Among the entries, which lines carry the string "Event"? Copy each of them.

(Records about charts and figures)

━━━━━━━━━━

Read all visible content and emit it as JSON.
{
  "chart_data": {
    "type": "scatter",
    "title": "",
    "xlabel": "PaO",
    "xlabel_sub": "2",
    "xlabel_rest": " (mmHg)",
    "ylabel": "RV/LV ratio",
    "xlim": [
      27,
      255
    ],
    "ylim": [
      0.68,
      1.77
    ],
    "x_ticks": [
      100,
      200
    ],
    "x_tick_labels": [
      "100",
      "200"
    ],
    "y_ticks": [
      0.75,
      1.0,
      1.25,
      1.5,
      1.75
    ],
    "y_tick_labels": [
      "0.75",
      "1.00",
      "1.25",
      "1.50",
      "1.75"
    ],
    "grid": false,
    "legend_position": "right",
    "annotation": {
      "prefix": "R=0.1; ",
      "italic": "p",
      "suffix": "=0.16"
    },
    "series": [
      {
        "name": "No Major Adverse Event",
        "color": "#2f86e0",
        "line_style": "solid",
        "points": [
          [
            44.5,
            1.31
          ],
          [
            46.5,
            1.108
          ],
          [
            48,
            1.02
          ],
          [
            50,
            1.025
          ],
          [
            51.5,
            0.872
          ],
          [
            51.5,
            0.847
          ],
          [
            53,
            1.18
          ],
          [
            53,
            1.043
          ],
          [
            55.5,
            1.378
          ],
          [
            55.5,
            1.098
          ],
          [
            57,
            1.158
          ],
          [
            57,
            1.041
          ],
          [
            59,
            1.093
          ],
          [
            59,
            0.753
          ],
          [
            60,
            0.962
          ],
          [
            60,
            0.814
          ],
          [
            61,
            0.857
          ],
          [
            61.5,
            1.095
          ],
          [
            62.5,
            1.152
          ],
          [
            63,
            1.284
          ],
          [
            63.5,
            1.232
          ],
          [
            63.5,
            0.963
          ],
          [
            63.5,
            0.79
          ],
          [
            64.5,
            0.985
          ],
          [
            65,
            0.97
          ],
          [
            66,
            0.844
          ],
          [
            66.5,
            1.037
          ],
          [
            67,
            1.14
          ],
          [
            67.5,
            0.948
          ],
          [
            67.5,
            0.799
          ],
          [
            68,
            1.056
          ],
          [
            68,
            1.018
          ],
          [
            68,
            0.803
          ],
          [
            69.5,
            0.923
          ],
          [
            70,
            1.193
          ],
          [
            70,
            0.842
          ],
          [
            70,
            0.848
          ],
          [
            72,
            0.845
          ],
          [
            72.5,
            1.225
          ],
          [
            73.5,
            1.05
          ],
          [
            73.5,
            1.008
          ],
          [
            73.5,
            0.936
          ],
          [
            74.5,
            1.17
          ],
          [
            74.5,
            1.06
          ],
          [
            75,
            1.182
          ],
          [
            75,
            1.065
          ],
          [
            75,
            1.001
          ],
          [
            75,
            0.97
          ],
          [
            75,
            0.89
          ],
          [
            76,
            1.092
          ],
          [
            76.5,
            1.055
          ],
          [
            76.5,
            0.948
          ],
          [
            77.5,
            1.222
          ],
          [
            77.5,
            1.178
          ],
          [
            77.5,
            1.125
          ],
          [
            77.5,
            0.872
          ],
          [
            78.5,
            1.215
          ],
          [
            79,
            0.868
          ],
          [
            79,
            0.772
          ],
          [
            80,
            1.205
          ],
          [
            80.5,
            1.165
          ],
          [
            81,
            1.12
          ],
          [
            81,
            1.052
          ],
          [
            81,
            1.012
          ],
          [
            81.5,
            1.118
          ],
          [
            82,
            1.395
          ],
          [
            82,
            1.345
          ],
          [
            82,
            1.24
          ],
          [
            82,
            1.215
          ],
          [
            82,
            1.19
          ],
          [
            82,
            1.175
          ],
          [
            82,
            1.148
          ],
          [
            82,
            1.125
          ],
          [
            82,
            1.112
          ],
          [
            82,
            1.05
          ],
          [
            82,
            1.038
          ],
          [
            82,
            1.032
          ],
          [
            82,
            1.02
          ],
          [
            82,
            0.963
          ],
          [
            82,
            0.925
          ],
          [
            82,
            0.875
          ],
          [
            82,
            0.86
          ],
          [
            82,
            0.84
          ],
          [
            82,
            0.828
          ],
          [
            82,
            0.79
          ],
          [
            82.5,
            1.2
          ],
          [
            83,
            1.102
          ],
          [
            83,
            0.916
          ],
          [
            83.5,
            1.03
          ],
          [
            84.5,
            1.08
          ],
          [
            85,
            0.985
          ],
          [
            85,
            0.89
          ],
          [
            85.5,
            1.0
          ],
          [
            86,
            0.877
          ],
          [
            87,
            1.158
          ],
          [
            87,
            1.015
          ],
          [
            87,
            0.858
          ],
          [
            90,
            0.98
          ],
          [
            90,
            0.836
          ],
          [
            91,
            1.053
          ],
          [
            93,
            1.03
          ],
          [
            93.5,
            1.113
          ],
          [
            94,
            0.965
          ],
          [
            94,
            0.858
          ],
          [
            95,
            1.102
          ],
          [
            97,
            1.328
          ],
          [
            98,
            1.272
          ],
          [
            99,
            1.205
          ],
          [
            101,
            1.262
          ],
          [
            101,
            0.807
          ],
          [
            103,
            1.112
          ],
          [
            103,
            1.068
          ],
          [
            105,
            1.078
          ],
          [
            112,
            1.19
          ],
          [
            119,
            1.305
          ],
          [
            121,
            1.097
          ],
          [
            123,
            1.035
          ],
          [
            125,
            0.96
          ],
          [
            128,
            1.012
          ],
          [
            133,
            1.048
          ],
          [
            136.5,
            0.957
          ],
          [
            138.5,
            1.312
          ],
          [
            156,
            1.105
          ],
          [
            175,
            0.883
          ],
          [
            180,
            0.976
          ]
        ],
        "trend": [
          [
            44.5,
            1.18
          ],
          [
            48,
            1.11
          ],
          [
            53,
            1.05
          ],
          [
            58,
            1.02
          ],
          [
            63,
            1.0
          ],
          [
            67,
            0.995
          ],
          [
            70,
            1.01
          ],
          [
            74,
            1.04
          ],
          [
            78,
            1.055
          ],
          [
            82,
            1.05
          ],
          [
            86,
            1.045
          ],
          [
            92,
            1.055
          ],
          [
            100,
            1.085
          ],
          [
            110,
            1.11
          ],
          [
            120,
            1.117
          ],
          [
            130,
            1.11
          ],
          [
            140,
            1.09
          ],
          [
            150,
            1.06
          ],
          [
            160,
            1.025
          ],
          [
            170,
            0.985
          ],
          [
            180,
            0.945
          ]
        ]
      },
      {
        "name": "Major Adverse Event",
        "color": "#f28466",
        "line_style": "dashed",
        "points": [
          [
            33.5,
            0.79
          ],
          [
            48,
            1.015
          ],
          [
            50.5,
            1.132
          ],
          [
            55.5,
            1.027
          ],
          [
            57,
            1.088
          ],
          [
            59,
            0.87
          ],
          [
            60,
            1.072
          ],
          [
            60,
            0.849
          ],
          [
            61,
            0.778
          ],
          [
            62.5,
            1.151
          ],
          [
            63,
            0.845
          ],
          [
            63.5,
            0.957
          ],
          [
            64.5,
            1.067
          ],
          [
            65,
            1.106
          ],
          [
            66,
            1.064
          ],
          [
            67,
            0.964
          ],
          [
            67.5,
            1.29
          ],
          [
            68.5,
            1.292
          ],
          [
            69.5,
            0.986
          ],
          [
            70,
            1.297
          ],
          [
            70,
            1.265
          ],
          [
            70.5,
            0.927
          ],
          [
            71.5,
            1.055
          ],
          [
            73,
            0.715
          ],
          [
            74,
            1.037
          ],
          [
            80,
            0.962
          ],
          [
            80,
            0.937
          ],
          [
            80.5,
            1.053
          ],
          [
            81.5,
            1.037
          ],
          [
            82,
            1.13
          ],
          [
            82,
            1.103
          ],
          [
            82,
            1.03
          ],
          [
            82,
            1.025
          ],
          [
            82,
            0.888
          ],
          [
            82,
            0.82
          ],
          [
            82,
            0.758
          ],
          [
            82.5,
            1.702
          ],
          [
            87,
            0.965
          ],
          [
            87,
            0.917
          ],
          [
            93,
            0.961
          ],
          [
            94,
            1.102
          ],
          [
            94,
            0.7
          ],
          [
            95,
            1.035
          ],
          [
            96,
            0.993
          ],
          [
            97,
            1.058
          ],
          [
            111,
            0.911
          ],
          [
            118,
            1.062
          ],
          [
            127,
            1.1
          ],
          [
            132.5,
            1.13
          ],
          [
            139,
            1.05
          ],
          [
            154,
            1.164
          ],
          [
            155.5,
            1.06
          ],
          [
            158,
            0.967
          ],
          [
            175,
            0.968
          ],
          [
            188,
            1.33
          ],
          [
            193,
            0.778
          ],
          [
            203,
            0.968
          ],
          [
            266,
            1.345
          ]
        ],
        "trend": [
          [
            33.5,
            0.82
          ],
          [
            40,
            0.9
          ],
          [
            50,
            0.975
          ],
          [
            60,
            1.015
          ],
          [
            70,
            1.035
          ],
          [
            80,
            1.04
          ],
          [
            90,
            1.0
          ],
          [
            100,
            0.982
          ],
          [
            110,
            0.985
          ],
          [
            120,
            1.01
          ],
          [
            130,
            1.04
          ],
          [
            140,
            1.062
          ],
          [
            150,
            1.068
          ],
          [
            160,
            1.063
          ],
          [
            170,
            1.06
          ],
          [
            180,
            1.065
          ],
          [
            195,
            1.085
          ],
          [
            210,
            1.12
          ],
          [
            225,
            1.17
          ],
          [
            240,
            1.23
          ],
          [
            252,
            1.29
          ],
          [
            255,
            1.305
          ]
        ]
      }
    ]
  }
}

━━━━━━━━━━

The output.
        "name": "No Major Adverse Event",
        "name": "Major Adverse Event",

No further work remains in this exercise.